__Tugas 1__.
Jawab pertanyaan berikut berdasarkan artikel tentang kebocoran data pribadi.
(a) Siapa yang didesak DPR untuk menindaklanjuti kasus dugaan kebocoran data pribadi sampai ke ranah hukum?
(b) Pada hari dan tanggal berapa Abdul Kharis Almasyhari membacakan kesimpulan rapat Panja?
(c) Dua lembaga apa yang didesak Panja untuk berkoordinasi?

__Kutipan teks__.
Publik menginginkan sejauh mana penangaan oleh pemerintah terkait kasus kebocoran data pribadi. Selama ini tidak ada kejelasan seperti apa hasilnya.
Oleh
MEDIANA
·4 menit baca
JAKARTA, KOMPAS — Dewan Perwakilan Rakyat mendesak pemerintah agar menindaklanjuti secara tuntas kasus dugaan kebocoran data pribadi sampai ke ranah hukum. Pasalnya, peristiwa dugaan kebocoran data dinilai tidak ada kejelasan penanganan dan penegakan hukum. Akibatnya, masyarakat tidak mengetahui sejauh mana data pribadinya masih aman terlindungi atau tidak.
“Panitian Kerja (Panja) Kebocoran Data Pribadi Komisi I DPR mendesak Kementerian Komunikasi dan Informatika (Kominfo) dan Badan Sandi dan Siber Negara (BSSN) untuk berkoordinasi guna tercipta sinergi dalam dua hal,” ujar Wakil Ketua Komisi I DPR Abdul Kharis Almasyhari saat membacakan kesimpulan rapat Panja Kebocoran Data Pribadi Komisi I DPR RI, Senin (12/6/2023), di Jakarta.

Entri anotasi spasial
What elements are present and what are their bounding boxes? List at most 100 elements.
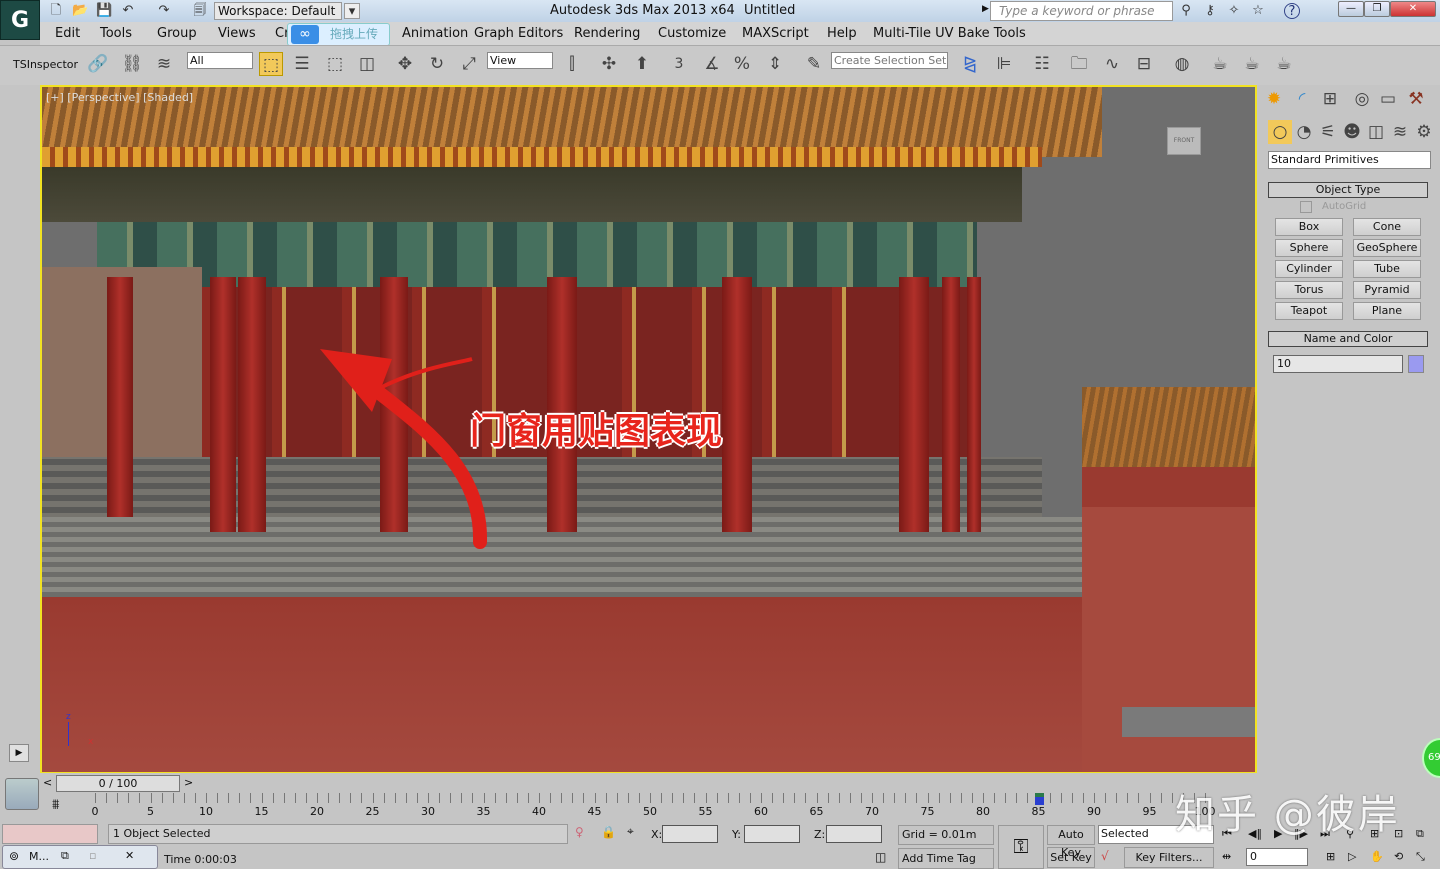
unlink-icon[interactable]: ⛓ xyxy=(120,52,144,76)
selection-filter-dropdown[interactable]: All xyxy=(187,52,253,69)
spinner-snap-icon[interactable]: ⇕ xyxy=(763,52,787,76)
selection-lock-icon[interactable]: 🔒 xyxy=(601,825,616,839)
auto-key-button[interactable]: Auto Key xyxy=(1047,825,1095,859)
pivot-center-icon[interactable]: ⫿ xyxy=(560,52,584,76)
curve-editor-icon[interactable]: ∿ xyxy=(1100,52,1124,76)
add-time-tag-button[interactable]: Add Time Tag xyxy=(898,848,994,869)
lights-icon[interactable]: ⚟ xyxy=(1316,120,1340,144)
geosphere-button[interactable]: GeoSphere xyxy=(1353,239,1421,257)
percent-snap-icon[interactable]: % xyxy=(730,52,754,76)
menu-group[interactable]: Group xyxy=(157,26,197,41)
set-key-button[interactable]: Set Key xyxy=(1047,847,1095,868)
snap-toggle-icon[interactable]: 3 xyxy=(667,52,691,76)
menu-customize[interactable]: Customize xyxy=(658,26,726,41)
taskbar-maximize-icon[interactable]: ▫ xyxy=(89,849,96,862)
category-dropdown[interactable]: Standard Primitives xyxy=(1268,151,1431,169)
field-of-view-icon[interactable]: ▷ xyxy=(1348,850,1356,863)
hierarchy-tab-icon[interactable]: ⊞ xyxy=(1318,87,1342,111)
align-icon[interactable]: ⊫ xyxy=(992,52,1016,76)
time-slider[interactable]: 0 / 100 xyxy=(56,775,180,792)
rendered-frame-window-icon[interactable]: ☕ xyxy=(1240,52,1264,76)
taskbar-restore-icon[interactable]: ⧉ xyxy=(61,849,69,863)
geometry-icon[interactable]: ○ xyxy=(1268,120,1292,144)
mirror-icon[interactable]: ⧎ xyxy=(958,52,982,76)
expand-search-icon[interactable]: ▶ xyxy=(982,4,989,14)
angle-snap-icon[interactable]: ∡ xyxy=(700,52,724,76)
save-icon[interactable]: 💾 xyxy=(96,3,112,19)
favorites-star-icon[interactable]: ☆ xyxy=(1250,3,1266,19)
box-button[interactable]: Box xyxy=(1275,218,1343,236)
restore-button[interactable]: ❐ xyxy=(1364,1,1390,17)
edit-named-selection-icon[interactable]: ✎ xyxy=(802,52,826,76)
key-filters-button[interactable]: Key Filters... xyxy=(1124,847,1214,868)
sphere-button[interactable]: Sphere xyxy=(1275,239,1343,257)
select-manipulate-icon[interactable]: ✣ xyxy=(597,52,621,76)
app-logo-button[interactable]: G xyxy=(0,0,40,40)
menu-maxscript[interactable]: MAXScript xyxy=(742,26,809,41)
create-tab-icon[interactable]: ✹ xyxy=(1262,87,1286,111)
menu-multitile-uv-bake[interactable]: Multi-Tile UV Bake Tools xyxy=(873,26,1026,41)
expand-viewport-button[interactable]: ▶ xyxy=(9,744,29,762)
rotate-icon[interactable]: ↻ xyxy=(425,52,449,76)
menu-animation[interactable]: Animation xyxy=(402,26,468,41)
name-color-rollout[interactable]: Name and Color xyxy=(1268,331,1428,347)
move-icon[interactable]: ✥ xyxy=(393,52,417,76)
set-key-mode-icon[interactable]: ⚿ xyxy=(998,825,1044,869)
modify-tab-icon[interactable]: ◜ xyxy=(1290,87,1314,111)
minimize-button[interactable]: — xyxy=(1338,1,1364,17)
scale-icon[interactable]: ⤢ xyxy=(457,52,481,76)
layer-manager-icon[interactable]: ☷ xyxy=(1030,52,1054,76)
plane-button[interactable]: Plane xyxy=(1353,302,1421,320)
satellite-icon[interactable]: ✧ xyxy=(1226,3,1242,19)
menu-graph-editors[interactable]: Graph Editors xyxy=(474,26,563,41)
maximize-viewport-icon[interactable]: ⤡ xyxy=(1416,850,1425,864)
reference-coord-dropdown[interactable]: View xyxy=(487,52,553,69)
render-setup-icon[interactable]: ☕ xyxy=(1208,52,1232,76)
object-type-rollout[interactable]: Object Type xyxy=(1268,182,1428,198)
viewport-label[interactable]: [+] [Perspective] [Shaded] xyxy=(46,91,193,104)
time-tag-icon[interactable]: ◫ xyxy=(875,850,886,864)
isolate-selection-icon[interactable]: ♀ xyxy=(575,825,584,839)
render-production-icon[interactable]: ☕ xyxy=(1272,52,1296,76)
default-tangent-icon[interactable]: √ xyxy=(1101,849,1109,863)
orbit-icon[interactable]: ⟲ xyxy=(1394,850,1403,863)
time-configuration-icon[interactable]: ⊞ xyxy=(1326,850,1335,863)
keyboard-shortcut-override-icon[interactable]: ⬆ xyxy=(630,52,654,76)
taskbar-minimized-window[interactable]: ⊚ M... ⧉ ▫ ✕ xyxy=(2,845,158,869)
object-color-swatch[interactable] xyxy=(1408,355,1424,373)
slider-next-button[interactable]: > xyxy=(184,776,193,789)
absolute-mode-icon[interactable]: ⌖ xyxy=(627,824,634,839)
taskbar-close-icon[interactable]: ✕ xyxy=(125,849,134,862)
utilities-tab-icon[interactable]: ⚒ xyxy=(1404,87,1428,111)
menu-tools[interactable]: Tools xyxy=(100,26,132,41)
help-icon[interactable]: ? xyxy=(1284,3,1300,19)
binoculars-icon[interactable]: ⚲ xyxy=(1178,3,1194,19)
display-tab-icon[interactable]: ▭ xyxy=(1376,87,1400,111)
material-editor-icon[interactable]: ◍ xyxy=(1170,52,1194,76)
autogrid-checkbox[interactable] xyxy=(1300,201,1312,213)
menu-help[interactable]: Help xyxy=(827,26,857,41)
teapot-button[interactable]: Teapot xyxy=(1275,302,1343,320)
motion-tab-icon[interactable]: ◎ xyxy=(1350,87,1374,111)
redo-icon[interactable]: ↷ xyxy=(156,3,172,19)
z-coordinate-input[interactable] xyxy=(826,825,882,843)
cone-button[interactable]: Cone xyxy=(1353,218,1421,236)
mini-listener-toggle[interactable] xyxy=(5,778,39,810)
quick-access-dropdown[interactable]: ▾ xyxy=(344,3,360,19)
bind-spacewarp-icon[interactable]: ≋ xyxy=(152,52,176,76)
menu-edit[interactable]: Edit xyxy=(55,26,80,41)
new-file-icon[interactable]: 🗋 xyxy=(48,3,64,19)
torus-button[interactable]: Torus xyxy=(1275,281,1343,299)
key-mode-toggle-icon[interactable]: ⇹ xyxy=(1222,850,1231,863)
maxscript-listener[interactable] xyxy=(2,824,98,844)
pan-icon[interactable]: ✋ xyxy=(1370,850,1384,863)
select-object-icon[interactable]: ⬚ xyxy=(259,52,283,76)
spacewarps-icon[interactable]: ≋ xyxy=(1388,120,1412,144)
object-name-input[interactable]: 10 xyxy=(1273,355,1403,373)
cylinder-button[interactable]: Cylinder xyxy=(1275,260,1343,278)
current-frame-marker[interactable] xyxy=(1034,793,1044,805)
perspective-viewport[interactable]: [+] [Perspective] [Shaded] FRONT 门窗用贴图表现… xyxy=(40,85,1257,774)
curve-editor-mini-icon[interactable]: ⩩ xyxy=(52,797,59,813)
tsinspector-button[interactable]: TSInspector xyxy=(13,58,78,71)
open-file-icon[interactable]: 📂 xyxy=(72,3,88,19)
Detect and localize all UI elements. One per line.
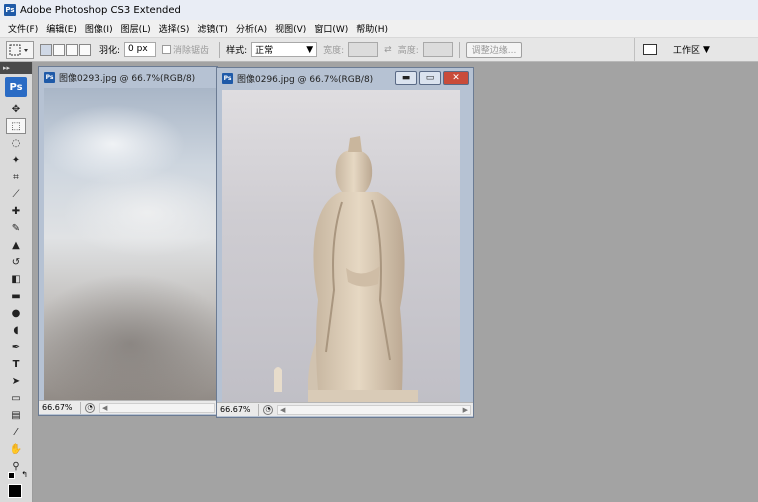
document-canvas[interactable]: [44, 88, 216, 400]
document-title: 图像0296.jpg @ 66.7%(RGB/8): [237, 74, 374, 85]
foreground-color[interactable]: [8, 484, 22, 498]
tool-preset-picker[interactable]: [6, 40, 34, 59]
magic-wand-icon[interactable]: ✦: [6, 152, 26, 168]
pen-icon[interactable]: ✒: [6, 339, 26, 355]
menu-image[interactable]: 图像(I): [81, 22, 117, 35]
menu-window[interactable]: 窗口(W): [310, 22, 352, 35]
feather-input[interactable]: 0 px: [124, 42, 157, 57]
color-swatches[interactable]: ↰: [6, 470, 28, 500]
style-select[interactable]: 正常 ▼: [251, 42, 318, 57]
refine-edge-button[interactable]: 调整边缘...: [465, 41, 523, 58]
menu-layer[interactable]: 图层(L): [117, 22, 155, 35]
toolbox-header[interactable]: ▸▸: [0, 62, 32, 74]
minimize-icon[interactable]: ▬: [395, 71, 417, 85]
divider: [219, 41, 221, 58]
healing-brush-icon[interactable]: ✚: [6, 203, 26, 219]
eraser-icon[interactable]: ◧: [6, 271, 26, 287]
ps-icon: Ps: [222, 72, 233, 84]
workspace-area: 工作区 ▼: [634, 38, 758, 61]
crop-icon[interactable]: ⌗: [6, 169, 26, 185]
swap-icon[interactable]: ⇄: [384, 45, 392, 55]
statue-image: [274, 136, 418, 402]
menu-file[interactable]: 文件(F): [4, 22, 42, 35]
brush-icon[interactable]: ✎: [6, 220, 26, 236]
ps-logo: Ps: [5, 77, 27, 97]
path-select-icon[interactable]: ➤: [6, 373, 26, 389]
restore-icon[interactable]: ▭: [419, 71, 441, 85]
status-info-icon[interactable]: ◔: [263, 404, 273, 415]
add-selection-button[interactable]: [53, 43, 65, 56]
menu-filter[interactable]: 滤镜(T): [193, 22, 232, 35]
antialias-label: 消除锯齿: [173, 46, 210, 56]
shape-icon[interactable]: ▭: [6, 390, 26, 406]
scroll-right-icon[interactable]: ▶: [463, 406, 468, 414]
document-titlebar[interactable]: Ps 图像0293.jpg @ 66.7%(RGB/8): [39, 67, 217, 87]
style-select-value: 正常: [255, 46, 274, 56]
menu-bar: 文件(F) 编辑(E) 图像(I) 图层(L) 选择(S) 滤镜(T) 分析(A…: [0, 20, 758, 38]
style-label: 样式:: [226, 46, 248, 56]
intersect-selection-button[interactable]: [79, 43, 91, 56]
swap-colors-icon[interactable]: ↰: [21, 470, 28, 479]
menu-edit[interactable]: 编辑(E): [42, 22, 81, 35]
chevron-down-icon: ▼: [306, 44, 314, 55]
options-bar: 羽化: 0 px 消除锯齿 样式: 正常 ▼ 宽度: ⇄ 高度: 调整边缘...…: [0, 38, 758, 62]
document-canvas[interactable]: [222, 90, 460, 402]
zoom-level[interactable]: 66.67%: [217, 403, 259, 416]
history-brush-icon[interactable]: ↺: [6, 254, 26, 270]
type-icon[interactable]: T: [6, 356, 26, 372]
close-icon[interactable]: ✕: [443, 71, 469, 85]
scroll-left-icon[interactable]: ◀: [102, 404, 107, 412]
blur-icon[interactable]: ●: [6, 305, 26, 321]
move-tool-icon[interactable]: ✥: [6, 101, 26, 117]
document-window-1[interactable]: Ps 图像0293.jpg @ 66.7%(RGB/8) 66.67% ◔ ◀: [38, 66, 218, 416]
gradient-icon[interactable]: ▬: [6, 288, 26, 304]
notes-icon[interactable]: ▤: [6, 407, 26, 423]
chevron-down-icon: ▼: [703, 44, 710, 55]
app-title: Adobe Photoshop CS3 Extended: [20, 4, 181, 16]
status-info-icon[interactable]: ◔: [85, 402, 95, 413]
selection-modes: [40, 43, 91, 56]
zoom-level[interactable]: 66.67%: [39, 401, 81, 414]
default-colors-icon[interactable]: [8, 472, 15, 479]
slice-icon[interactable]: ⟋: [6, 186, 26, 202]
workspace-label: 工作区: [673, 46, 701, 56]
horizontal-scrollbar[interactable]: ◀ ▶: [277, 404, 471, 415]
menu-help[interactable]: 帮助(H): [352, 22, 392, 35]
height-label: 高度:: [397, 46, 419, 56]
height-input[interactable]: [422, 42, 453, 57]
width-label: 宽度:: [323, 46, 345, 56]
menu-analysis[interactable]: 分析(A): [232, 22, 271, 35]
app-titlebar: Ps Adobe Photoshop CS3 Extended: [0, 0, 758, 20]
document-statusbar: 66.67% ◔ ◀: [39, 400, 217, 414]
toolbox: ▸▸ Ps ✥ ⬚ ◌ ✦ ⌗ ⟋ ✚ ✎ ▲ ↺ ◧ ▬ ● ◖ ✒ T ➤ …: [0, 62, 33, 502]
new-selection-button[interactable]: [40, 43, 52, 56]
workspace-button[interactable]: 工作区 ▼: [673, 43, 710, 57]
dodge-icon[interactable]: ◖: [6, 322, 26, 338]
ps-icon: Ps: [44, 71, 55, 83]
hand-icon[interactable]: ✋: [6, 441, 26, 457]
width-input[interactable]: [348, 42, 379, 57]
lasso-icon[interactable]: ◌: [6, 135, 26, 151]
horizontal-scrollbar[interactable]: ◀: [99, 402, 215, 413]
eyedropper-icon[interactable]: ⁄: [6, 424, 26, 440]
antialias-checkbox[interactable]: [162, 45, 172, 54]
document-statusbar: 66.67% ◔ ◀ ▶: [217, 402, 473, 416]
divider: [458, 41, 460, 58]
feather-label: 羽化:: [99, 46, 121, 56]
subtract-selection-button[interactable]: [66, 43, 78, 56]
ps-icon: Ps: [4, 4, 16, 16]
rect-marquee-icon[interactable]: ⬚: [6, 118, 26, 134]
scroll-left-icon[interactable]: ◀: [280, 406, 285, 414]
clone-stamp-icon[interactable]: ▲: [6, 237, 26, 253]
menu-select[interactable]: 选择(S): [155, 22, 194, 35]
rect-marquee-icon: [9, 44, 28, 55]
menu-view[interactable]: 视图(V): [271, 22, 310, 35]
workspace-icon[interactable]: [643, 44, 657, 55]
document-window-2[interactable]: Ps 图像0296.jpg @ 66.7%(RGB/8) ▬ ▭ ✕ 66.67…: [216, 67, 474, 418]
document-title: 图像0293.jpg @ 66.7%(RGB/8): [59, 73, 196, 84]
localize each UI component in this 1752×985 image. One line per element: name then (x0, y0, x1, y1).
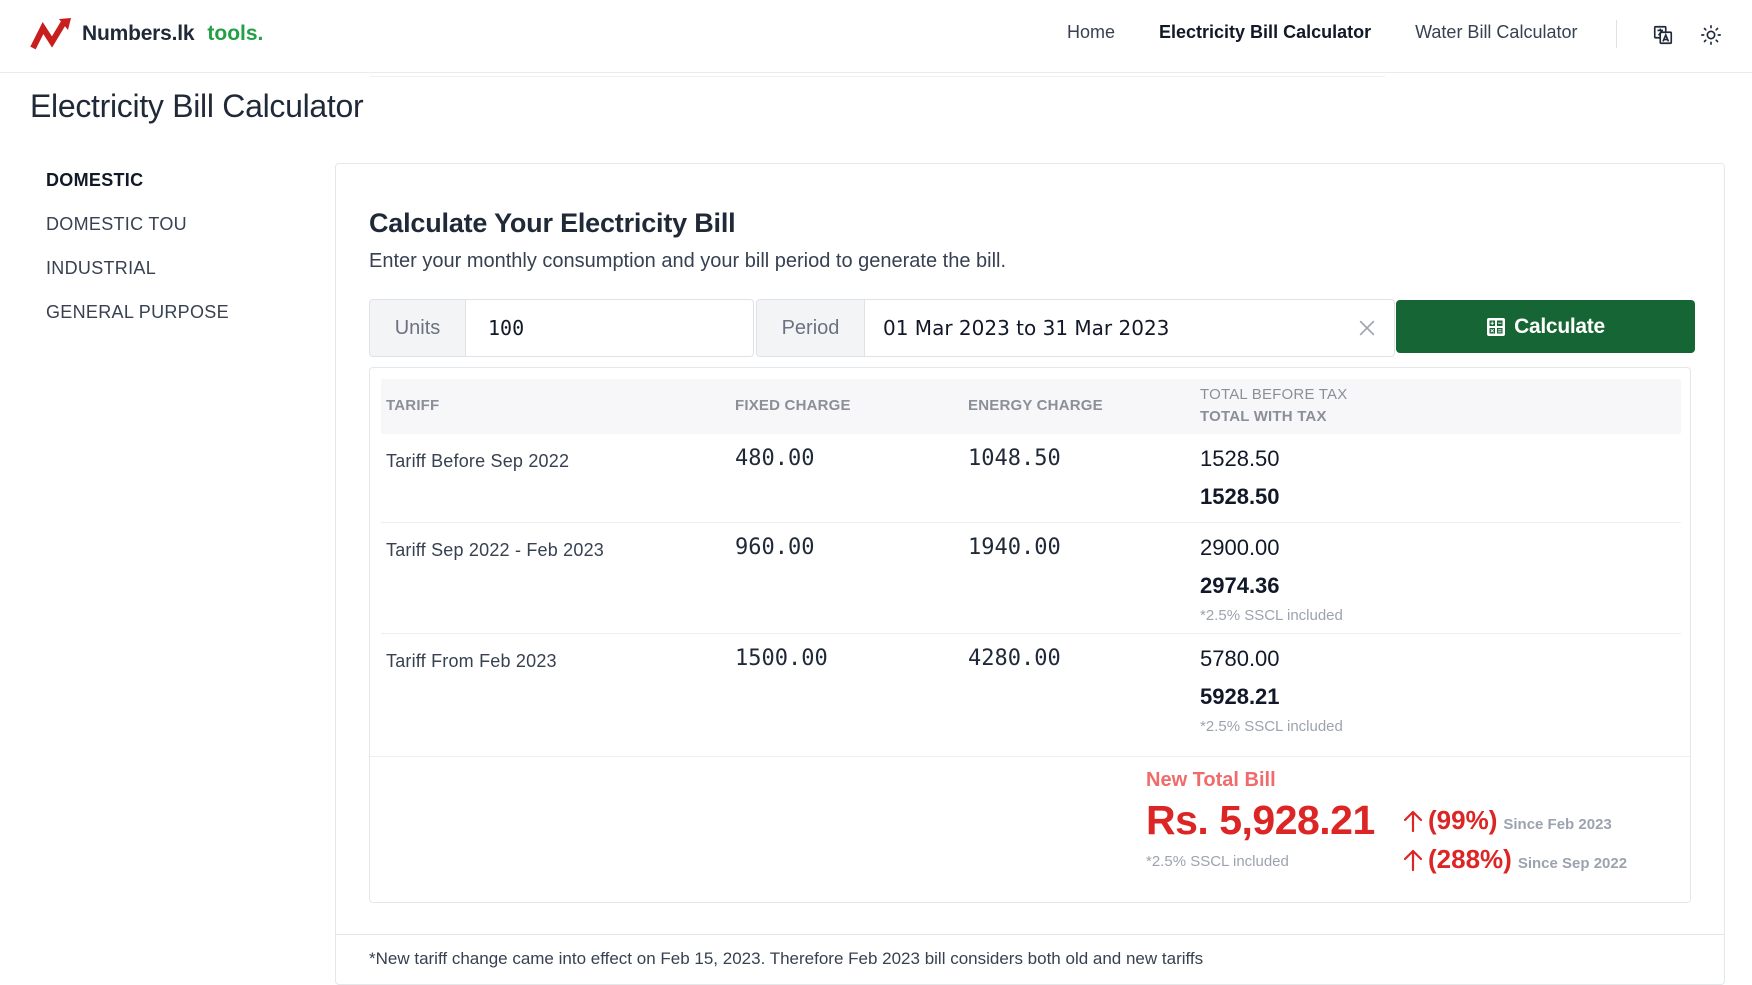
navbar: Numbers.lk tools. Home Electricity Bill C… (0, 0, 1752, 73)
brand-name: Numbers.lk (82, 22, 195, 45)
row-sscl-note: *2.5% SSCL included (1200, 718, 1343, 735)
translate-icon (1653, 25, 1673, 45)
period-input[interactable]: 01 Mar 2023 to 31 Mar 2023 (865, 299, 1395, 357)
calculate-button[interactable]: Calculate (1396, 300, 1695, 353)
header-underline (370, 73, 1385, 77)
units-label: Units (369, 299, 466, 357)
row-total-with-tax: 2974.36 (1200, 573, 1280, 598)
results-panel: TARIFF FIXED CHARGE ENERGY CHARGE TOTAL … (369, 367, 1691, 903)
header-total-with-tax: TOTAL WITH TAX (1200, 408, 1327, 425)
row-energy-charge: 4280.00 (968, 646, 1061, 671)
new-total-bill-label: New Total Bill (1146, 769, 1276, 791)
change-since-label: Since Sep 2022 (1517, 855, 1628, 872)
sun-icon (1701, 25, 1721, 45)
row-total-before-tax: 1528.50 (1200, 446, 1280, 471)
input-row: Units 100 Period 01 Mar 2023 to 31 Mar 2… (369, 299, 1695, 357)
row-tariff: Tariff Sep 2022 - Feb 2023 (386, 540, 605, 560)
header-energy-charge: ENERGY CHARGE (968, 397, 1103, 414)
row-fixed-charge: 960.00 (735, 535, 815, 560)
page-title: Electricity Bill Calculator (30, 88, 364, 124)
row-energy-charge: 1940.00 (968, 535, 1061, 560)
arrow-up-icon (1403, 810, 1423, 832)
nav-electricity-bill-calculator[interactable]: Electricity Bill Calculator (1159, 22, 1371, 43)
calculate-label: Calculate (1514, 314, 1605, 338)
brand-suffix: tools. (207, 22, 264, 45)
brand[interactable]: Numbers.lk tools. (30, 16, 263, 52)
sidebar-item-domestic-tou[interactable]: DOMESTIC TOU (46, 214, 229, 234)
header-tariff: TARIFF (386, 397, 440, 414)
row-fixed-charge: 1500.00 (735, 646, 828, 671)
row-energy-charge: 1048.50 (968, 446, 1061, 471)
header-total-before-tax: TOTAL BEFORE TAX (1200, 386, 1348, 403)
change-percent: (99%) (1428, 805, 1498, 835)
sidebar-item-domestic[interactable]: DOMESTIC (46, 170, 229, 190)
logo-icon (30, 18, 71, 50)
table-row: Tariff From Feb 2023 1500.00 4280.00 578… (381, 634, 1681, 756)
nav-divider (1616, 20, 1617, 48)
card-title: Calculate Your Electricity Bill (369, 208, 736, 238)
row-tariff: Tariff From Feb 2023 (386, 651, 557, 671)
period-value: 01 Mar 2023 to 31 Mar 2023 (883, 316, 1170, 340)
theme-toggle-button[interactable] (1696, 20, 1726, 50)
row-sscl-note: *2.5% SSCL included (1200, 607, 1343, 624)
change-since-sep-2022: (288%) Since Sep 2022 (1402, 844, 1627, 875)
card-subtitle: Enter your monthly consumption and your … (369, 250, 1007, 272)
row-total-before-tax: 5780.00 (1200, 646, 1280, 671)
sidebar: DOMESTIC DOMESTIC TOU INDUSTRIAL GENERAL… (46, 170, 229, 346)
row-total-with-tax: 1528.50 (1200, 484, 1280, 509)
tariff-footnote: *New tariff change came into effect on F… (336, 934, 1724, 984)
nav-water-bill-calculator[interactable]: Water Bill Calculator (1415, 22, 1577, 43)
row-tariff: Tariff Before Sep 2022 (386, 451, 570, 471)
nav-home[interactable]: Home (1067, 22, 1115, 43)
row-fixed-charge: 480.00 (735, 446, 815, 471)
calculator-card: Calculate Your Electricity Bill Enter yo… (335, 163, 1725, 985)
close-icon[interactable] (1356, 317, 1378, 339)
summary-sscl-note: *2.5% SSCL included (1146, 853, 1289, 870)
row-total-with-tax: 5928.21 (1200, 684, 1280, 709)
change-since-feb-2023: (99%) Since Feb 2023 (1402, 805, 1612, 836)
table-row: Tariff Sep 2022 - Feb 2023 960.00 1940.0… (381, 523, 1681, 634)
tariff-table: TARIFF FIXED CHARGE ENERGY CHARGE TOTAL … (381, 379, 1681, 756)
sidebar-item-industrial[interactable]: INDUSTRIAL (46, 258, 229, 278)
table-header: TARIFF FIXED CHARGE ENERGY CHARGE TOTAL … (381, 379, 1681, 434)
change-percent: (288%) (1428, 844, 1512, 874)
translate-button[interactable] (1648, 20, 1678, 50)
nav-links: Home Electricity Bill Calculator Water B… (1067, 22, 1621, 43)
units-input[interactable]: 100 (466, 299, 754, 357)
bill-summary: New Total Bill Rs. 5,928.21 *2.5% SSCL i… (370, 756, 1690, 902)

__Tugas 2__. Perbarui baris-baris entri anotasi spasial mulai dari baris yang memuat "unlink-icon[interactable]: ⛓ xyxy=(120,52,144,76)" sampai dengan baris yang memuat "set-key-button[interactable]: Set Key". Ganti "button" dengan "tombol", biarkan sisanya tetap, lalu tampilkan hanya baris-baris tersebut.

__Jawaban 1__.
(a) Pemerintah.
(b) Senin, 12/6/2023.
(c) Kementerian Komunikasi dan Informatika (Kominfo) dan Badan Sandi dan Siber Negara (BSSN).

__Jawaban 2__.
unlink-icon[interactable]: ⛓ xyxy=(120,52,144,76)
selection-filter-dropdown[interactable]: All xyxy=(187,52,253,69)
spinner-snap-icon[interactable]: ⇕ xyxy=(763,52,787,76)
selection-lock-icon[interactable]: 🔒 xyxy=(601,825,616,839)
auto-key-tombol[interactable]: Auto Key xyxy=(1047,825,1095,859)
pivot-center-icon[interactable]: ⫿ xyxy=(560,52,584,76)
curve-editor-icon[interactable]: ∿ xyxy=(1100,52,1124,76)
add-time-tag-tombol[interactable]: Add Time Tag xyxy=(898,848,994,869)
lights-icon[interactable]: ⚟ xyxy=(1316,120,1340,144)
geosphere-tombol[interactable]: GeoSphere xyxy=(1353,239,1421,257)
percent-snap-icon[interactable]: % xyxy=(730,52,754,76)
menu-group[interactable]: Group xyxy=(157,26,197,41)
set-key-tombol[interactable]: Set Key xyxy=(1047,847,1095,868)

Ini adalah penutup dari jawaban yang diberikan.